-- What the task requires --
Would you output the whole listing below, exactly as it reads?

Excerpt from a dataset
— Begin —
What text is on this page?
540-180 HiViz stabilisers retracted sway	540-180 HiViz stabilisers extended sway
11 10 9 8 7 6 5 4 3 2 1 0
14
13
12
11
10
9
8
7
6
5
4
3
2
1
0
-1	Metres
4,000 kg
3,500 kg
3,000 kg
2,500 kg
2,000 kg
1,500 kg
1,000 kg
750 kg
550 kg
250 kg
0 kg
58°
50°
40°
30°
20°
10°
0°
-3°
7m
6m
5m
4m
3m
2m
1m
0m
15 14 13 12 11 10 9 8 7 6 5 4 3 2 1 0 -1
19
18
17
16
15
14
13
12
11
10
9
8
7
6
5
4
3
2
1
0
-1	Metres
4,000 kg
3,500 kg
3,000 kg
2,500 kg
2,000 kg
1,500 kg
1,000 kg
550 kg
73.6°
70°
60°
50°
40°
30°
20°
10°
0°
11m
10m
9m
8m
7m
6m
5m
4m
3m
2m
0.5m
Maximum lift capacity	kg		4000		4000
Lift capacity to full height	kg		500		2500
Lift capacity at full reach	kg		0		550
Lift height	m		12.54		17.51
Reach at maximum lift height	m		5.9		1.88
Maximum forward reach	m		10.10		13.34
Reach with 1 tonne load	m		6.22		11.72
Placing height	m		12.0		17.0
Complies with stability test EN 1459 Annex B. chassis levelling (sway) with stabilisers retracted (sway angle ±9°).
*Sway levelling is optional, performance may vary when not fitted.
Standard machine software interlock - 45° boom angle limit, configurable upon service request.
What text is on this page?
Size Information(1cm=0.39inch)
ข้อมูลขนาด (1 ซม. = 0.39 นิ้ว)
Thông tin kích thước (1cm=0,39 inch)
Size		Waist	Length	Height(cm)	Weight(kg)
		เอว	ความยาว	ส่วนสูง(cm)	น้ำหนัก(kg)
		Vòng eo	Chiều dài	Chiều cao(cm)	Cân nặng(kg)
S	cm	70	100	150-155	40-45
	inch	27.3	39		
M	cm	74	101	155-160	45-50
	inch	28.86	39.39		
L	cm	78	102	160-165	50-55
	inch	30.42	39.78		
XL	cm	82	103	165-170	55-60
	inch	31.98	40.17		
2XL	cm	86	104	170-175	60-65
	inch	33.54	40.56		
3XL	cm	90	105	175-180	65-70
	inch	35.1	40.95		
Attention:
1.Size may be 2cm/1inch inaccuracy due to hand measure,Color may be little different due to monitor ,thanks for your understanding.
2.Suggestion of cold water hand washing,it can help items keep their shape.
— End —
-- Full output --
What text is on this page?
540-180 HiViz stabilisers retracted sway	540-180 HiViz stabilisers extended sway
11 10 9 8 7 6 5 4 3 2 1 0
14
13
12
11
10
9
8
7
6
5
4
3
2
1
0
-1	Metres
4,000 kg
3,500 kg
3,000 kg
2,500 kg
2,000 kg
1,500 kg
1,000 kg
750 kg
550 kg
250 kg
0 kg
58°
50°
40°
30°
20°
10°
0°
-3°
7m
6m
5m
4m
3m
2m
1m
0m
15 14 13 12 11 10 9 8 7 6 5 4 3 2 1 0 -1
19
18
17
16
15
14
13
12
11
10
9
8
7
6
5
4
3
2
1
0
-1	Metres
4,000 kg
3,500 kg
3,000 kg
2,500 kg
2,000 kg
1,500 kg
1,000 kg
550 kg
73.6°
70°
60°
50°
40°
30°
20°
10°
0°
11m
10m
9m
8m
7m
6m
5m
4m
3m
2m
0.5m
Maximum lift capacity	kg		4000		4000
Lift capacity to full height	kg		500		2500
Lift capacity at full reach	kg		0		550
Lift height	m		12.54		17.51
Reach at maximum lift height	m		5.9		1.88
Maximum forward reach	m		10.10		13.34
Reach with 1 tonne load	m		6.22		11.72
Placing height	m		12.0		17.0
Complies with stability test EN 1459 Annex B. chassis levelling (sway) with stabilisers retracted (sway angle ±9°).
*Sway levelling is optional, performance may vary when not fitted.
Standard machine software interlock - 45° boom angle limit, configurable upon service request.
What text is on this page?
Size Information(1cm=0.39inch)
ข้อมูลขนาด (1 ซม. = 0.39 นิ้ว)
Thông tin kích thước (1cm=0,39 inch)
Size		Waist	Length	Height(cm)	Weight(kg)
		เอว	ความยาว	ส่วนสูง(cm)	น้ำหนัก(kg)
		Vòng eo	Chiều dài	Chiều cao(cm)	Cân nặng(kg)
S	cm	70	100	150-155	40-45
	inch	27.3	39		
M	cm	74	101	155-160	45-50
	inch	28.86	39.39		
L	cm	78	102	160-165	50-55
	inch	30.42	39.78		
XL	cm	82	103	165-170	55-60
	inch	31.98	40.17		
2XL	cm	86	104	170-175	60-65
	inch	33.54	40.56		
3XL	cm	90	105	175-180	65-70
	inch	35.1	40.95		
Attention:
1.Size may be 2cm/1inch inaccuracy due to hand measure,Color may be little different due to monitor ,thanks for your understanding.
2.Suggestion of cold water hand washing,it can help items keep their shape.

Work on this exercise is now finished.